Instructions to follow: Give every line below again, exactly.

Records excerpted from a collection:
---*---

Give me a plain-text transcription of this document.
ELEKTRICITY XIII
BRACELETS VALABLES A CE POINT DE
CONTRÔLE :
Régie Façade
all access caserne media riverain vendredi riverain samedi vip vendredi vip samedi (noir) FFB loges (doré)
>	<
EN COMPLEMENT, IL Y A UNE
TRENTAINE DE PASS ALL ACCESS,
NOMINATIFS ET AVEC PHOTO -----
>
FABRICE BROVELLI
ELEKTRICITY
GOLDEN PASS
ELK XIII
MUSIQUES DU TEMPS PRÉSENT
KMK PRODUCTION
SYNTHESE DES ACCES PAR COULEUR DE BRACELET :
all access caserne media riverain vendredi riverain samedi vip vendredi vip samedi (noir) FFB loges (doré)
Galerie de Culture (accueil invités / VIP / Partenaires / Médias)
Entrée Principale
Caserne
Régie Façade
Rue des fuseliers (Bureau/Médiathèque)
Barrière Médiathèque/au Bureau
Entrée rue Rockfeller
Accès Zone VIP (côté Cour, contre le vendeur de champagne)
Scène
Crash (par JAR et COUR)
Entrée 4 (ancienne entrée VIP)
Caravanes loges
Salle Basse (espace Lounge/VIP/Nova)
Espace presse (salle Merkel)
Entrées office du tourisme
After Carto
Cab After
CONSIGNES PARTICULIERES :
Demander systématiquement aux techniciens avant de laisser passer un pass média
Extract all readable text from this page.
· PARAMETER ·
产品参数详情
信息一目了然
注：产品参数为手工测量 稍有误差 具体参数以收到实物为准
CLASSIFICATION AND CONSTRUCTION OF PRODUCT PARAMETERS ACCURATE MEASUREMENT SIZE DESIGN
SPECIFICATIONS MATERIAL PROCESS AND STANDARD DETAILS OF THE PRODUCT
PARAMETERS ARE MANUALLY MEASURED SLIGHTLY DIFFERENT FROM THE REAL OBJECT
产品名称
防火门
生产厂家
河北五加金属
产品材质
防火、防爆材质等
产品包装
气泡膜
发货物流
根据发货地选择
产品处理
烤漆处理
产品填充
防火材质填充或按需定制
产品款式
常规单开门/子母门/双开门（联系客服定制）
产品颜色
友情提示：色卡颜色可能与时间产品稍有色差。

---*---

Task output:
Give me a plain-text transcription of this document.
ELEKTRICITY XIII
BRACELETS VALABLES A CE POINT DE
CONTRÔLE :
Régie Façade
all access caserne media riverain vendredi riverain samedi vip vendredi vip samedi (noir) FFB loges (doré)
>	<
EN COMPLEMENT, IL Y A UNE
TRENTAINE DE PASS ALL ACCESS,
NOMINATIFS ET AVEC PHOTO -----
>
FABRICE BROVELLI
ELEKTRICITY
GOLDEN PASS
ELK XIII
MUSIQUES DU TEMPS PRÉSENT
KMK PRODUCTION
SYNTHESE DES ACCES PAR COULEUR DE BRACELET :
all access caserne media riverain vendredi riverain samedi vip vendredi vip samedi (noir) FFB loges (doré)
Galerie de Culture (accueil invités / VIP / Partenaires / Médias)
Entrée Principale
Caserne
Régie Façade
Rue des fuseliers (Bureau/Médiathèque)
Barrière Médiathèque/au Bureau
Entrée rue Rockfeller
Accès Zone VIP (côté Cour, contre le vendeur de champagne)
Scène
Crash (par JAR et COUR)
Entrée 4 (ancienne entrée VIP)
Caravanes loges
Salle Basse (espace Lounge/VIP/Nova)
Espace presse (salle Merkel)
Entrées office du tourisme
After Carto
Cab After
CONSIGNES PARTICULIERES :
Demander systématiquement aux techniciens avant de laisser passer un pass média
Extract all readable text from this page.
· PARAMETER ·
产品参数详情
信息一目了然
注：产品参数为手工测量 稍有误差 具体参数以收到实物为准
CLASSIFICATION AND CONSTRUCTION OF PRODUCT PARAMETERS ACCURATE MEASUREMENT SIZE DESIGN
SPECIFICATIONS MATERIAL PROCESS AND STANDARD DETAILS OF THE PRODUCT
PARAMETERS ARE MANUALLY MEASURED SLIGHTLY DIFFERENT FROM THE REAL OBJECT
产品名称
防火门
生产厂家
河北五加金属
产品材质
防火、防爆材质等
产品包装
气泡膜
发货物流
根据发货地选择
产品处理
烤漆处理
产品填充
防火材质填充或按需定制
产品款式
常规单开门/子母门/双开门（联系客服定制）
产品颜色
友情提示：色卡颜色可能与时间产品稍有色差。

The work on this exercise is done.